§ **EXTRACTED TEXT**
NCAA tournament
- Conference: Independent
- Record: 19–10
- Head coach: Don Donoher (21st season);
- Home arena: University of Dayton Arena

= 1984–85 Dayton Flyers men's basketball team =

American college basketball season

The 1984–85 Dayton Flyers men's basketball team represented the University of Dayton during the 1984–85 NCAA Division I men's basketball season. The Flyers, led by head coach Don Donoher, played their home games at the University of Dayton Arena and were an NCAA independent. Dayton received a bid to the NCAA tournament as No. 9 seed in the Southeast region. They were defeated by No. 8 seed Villanova, 51–49, in the opening round. and finished the season 19–10. Villanova would go on to complete one of the most famous Cinderella runs in tournament history as they won the National championship. To this date, Villanova remains the lowest-seeded team to win the NCAA Tournament. For the second straight season, Dayton was knocked out of the NCAA Tournament by the eventual National champion.

[Dataset entries]
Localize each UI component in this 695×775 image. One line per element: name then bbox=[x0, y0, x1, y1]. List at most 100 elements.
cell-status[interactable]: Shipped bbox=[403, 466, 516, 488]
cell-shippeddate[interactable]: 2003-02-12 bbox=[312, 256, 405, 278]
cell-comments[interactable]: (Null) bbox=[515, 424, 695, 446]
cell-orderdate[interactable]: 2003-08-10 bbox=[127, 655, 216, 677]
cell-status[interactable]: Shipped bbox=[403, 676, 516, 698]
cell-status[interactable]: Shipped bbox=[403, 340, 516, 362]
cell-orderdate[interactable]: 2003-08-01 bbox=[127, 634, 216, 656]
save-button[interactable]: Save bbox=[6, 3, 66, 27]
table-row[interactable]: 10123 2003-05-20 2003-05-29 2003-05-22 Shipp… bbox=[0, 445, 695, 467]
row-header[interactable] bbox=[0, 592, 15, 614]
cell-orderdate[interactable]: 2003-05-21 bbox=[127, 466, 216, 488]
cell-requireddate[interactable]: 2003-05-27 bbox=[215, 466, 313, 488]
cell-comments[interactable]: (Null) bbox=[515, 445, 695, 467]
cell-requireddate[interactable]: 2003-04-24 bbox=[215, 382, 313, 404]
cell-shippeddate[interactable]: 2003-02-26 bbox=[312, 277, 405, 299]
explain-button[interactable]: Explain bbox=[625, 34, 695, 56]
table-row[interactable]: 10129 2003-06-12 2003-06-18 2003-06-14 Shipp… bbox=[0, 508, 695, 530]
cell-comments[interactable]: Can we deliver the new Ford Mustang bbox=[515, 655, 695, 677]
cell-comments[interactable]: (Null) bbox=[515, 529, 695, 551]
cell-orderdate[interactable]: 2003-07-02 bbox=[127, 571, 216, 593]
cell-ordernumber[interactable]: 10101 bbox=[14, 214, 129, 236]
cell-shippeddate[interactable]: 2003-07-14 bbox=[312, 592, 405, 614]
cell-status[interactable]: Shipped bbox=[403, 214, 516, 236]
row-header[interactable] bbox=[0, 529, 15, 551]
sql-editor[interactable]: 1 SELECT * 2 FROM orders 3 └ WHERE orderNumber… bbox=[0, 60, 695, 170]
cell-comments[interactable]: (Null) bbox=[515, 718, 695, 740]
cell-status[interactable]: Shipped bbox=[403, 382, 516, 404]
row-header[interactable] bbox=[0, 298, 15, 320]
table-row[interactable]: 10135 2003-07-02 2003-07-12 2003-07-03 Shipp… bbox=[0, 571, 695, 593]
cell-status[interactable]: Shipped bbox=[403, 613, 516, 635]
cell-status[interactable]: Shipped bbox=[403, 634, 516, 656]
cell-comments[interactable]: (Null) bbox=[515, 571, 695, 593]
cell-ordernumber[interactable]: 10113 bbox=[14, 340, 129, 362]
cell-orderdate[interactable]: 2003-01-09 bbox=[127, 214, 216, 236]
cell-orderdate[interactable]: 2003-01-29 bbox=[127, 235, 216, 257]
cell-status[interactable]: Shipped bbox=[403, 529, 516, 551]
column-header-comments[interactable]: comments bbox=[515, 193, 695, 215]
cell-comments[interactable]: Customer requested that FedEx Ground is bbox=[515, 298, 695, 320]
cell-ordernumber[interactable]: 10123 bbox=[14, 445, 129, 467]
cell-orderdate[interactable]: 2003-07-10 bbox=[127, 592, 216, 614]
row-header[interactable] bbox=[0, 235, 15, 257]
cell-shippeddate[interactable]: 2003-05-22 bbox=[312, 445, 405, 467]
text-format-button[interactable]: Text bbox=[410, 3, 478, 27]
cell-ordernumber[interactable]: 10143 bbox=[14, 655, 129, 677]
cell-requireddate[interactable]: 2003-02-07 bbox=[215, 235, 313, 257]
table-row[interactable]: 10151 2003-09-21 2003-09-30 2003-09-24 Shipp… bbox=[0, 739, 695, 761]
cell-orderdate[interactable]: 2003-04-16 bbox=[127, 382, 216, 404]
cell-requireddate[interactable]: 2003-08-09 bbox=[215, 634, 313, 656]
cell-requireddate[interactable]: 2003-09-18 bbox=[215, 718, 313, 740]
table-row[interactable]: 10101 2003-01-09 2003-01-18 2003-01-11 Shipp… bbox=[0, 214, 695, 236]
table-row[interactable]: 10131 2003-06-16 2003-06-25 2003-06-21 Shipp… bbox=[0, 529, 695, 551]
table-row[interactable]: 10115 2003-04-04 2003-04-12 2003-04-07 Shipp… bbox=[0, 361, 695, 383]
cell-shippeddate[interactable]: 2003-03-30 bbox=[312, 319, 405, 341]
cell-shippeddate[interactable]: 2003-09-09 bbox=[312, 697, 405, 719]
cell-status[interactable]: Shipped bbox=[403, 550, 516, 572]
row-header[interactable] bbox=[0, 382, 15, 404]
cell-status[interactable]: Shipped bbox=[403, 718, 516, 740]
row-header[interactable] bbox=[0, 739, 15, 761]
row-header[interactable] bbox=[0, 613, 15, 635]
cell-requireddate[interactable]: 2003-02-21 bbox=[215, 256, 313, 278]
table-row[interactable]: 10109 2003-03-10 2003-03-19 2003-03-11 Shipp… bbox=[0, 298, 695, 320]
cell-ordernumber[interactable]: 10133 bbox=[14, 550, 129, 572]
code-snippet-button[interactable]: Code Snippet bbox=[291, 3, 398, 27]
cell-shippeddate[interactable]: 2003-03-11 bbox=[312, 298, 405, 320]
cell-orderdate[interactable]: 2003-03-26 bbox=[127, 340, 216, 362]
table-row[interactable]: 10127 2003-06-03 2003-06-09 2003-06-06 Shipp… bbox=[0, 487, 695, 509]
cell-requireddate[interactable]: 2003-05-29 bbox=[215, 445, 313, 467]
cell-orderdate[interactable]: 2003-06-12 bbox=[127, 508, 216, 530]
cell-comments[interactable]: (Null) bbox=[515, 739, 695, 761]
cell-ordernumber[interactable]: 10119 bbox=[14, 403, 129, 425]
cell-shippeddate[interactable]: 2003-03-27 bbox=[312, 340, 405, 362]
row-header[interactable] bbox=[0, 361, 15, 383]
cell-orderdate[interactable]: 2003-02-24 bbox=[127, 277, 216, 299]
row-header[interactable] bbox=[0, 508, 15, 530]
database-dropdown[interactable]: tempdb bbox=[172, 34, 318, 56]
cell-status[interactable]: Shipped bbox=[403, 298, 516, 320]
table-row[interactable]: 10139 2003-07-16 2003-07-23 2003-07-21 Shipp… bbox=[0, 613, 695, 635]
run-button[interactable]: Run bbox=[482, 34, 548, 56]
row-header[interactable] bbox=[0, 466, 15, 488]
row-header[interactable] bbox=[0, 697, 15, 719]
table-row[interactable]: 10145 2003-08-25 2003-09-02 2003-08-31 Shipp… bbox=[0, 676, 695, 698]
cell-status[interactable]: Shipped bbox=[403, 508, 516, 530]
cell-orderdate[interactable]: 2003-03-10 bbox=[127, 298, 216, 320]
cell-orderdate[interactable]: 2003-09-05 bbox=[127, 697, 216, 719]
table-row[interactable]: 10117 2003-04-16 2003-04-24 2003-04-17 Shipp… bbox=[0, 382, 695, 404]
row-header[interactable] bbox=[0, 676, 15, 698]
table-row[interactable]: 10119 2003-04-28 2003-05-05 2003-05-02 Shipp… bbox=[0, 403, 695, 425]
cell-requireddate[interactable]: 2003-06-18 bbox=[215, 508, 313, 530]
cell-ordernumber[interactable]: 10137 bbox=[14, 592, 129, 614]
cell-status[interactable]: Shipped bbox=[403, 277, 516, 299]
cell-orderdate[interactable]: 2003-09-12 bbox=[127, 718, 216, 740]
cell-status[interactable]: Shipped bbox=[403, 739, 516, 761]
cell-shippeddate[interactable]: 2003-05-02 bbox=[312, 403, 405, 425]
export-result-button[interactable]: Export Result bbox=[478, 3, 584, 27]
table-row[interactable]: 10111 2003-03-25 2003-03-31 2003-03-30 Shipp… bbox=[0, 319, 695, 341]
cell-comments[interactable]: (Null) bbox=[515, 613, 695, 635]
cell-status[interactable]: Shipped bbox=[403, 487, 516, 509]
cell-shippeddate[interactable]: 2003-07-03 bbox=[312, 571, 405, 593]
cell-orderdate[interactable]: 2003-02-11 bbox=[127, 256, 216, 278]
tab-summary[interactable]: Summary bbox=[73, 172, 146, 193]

§ **BRIEF A**
Translate this sentence from the Dayton Flyers article into Spanish: "To this date, Villanova remains the lowest-seeded team to win the NCAA Tournament."
§ **BRIEF B**
Answer these questions using the Dayton Flyers article above:
(i) What was the team's home arena?
(ii) What seed did Dayton receive in the NCAA tournament, and in which region?
(iii) By what score did Dayton lose to Villanova?
§ **BRIEF C**
Repeat word for word the part of the Dayton Flyers article starting with "American college basketball" and going on through "eventual National champion.".

§ **PROBLEM SOLUTION A**
Hasta la fecha, Villanova sigue siendo el equipo con la clasificación más baja que ha ganado el Torneo de la NCAA.

§ **PROBLEM SOLUTION B**
(i) University of Dayton Arena
(ii) No. 9 seed in the Southeast region
(iii) 51–49

§ **PROBLEM SOLUTION C**
American college basketball season

The 1984–85 Dayton Flyers men's basketball team represented the University of Dayton during the 1984–85 NCAA Division I men's basketball season. The Flyers, led by head coach Don Donoher, played their home games at the University of Dayton Arena and were an NCAA independent. Dayton received a bid to the NCAA tournament as No. 9 seed in the Southeast region. They were defeated by No. 8 seed Villanova, 51–49, in the opening round. and finished the season 19–10. Villanova would go on to complete one of the most famous Cinderella runs in tournament history as they won the National championship. To this date, Villanova remains the lowest-seeded team to win the NCAA Tournament. For the second straight season, Dayton was knocked out of the NCAA Tournament by the eventual National champion.